What the task requires
Give the entries again, word for word.

Saved entries
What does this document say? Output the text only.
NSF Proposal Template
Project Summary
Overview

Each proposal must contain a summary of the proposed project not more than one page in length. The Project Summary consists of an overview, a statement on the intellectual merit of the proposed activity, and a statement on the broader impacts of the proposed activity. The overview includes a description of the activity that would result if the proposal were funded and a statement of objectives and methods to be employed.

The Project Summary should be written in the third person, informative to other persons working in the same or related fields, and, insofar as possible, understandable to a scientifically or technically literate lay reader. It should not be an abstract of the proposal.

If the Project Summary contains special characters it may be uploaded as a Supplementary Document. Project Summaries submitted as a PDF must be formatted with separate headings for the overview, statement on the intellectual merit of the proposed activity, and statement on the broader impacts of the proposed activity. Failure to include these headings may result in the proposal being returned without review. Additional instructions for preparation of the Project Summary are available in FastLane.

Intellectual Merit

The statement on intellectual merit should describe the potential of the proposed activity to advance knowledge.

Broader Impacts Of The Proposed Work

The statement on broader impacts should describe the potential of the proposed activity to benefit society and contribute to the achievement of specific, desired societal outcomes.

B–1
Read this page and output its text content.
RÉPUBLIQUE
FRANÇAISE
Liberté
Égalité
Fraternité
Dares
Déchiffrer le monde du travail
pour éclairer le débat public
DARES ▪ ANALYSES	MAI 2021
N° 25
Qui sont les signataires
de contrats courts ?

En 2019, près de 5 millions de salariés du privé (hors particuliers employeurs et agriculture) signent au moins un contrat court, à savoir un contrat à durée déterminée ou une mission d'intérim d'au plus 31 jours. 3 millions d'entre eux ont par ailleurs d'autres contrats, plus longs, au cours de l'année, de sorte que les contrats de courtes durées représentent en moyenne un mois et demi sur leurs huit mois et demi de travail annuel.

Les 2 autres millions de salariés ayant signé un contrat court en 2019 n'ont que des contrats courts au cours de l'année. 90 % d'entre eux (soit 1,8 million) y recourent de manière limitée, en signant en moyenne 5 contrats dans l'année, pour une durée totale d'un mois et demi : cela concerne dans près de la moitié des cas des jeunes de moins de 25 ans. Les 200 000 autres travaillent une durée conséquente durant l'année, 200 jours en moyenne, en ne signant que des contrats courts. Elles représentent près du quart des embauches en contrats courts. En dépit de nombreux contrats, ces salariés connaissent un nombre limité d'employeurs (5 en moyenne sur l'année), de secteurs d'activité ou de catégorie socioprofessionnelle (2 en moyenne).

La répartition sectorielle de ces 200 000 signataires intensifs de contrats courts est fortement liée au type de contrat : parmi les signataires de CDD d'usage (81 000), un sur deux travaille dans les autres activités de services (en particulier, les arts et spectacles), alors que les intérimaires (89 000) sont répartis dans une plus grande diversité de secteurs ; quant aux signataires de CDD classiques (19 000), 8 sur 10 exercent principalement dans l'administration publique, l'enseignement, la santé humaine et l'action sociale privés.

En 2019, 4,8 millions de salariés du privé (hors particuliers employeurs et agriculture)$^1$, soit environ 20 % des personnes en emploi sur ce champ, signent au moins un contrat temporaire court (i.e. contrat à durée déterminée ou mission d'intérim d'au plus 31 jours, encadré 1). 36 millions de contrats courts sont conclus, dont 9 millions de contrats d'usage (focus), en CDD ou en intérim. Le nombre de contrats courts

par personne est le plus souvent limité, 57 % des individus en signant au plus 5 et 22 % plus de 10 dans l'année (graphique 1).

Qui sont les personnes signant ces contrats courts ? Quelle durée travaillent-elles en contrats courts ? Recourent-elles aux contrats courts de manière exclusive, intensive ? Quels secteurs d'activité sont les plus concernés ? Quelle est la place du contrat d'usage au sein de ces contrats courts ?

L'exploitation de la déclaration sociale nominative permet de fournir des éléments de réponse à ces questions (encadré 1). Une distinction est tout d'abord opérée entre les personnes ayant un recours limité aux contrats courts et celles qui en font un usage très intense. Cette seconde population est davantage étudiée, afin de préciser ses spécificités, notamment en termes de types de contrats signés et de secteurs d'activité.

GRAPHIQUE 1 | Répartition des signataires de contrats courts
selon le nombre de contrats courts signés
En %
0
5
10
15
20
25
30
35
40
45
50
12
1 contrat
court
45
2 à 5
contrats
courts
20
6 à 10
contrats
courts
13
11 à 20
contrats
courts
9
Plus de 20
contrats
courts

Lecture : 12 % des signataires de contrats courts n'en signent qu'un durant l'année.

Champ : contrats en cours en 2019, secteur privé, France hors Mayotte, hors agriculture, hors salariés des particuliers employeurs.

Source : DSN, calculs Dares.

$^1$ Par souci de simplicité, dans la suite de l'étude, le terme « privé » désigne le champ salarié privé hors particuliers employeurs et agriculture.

Answer in full
What does this document say? Output the text only.
NSF Proposal Template
Project Summary
Overview

Each proposal must contain a summary of the proposed project not more than one page in length. The Project Summary consists of an overview, a statement on the intellectual merit of the proposed activity, and a statement on the broader impacts of the proposed activity. The overview includes a description of the activity that would result if the proposal were funded and a statement of objectives and methods to be employed.

The Project Summary should be written in the third person, informative to other persons working in the same or related fields, and, insofar as possible, understandable to a scientifically or technically literate lay reader. It should not be an abstract of the proposal.

If the Project Summary contains special characters it may be uploaded as a Supplementary Document. Project Summaries submitted as a PDF must be formatted with separate headings for the overview, statement on the intellectual merit of the proposed activity, and statement on the broader impacts of the proposed activity. Failure to include these headings may result in the proposal being returned without review. Additional instructions for preparation of the Project Summary are available in FastLane.

Intellectual Merit

The statement on intellectual merit should describe the potential of the proposed activity to advance knowledge.

Broader Impacts Of The Proposed Work

The statement on broader impacts should describe the potential of the proposed activity to benefit society and contribute to the achievement of specific, desired societal outcomes.

B–1
Read this page and output its text content.
RÉPUBLIQUE
FRANÇAISE
Liberté
Égalité
Fraternité
Dares
Déchiffrer le monde du travail
pour éclairer le débat public
DARES ▪ ANALYSES	MAI 2021
N° 25
Qui sont les signataires
de contrats courts ?

En 2019, près de 5 millions de salariés du privé (hors particuliers employeurs et agriculture) signent au moins un contrat court, à savoir un contrat à durée déterminée ou une mission d'intérim d'au plus 31 jours. 3 millions d'entre eux ont par ailleurs d'autres contrats, plus longs, au cours de l'année, de sorte que les contrats de courtes durées représentent en moyenne un mois et demi sur leurs huit mois et demi de travail annuel.

Les 2 autres millions de salariés ayant signé un contrat court en 2019 n'ont que des contrats courts au cours de l'année. 90 % d'entre eux (soit 1,8 million) y recourent de manière limitée, en signant en moyenne 5 contrats dans l'année, pour une durée totale d'un mois et demi : cela concerne dans près de la moitié des cas des jeunes de moins de 25 ans. Les 200 000 autres travaillent une durée conséquente durant l'année, 200 jours en moyenne, en ne signant que des contrats courts. Elles représentent près du quart des embauches en contrats courts. En dépit de nombreux contrats, ces salariés connaissent un nombre limité d'employeurs (5 en moyenne sur l'année), de secteurs d'activité ou de catégorie socioprofessionnelle (2 en moyenne).

La répartition sectorielle de ces 200 000 signataires intensifs de contrats courts est fortement liée au type de contrat : parmi les signataires de CDD d'usage (81 000), un sur deux travaille dans les autres activités de services (en particulier, les arts et spectacles), alors que les intérimaires (89 000) sont répartis dans une plus grande diversité de secteurs ; quant aux signataires de CDD classiques (19 000), 8 sur 10 exercent principalement dans l'administration publique, l'enseignement, la santé humaine et l'action sociale privés.

En 2019, 4,8 millions de salariés du privé (hors particuliers employeurs et agriculture)$^1$, soit environ 20 % des personnes en emploi sur ce champ, signent au moins un contrat temporaire court (i.e. contrat à durée déterminée ou mission d'intérim d'au plus 31 jours, encadré 1). 36 millions de contrats courts sont conclus, dont 9 millions de contrats d'usage (focus), en CDD ou en intérim. Le nombre de contrats courts

par personne est le plus souvent limité, 57 % des individus en signant au plus 5 et 22 % plus de 10 dans l'année (graphique 1).

Qui sont les personnes signant ces contrats courts ? Quelle durée travaillent-elles en contrats courts ? Recourent-elles aux contrats courts de manière exclusive, intensive ? Quels secteurs d'activité sont les plus concernés ? Quelle est la place du contrat d'usage au sein de ces contrats courts ?

L'exploitation de la déclaration sociale nominative permet de fournir des éléments de réponse à ces questions (encadré 1). Une distinction est tout d'abord opérée entre les personnes ayant un recours limité aux contrats courts et celles qui en font un usage très intense. Cette seconde population est davantage étudiée, afin de préciser ses spécificités, notamment en termes de types de contrats signés et de secteurs d'activité.

GRAPHIQUE 1 | Répartition des signataires de contrats courts
selon le nombre de contrats courts signés
En %
0
5
10
15
20
25
30
35
40
45
50
12
1 contrat
court
45
2 à 5
contrats
courts
20
6 à 10
contrats
courts
13
11 à 20
contrats
courts
9
Plus de 20
contrats
courts

Lecture : 12 % des signataires de contrats courts n'en signent qu'un durant l'année.

Champ : contrats en cours en 2019, secteur privé, France hors Mayotte, hors agriculture, hors salariés des particuliers employeurs.

Source : DSN, calculs Dares.

$^1$ Par souci de simplicité, dans la suite de l'étude, le terme « privé » désigne le champ salarié privé hors particuliers employeurs et agriculture.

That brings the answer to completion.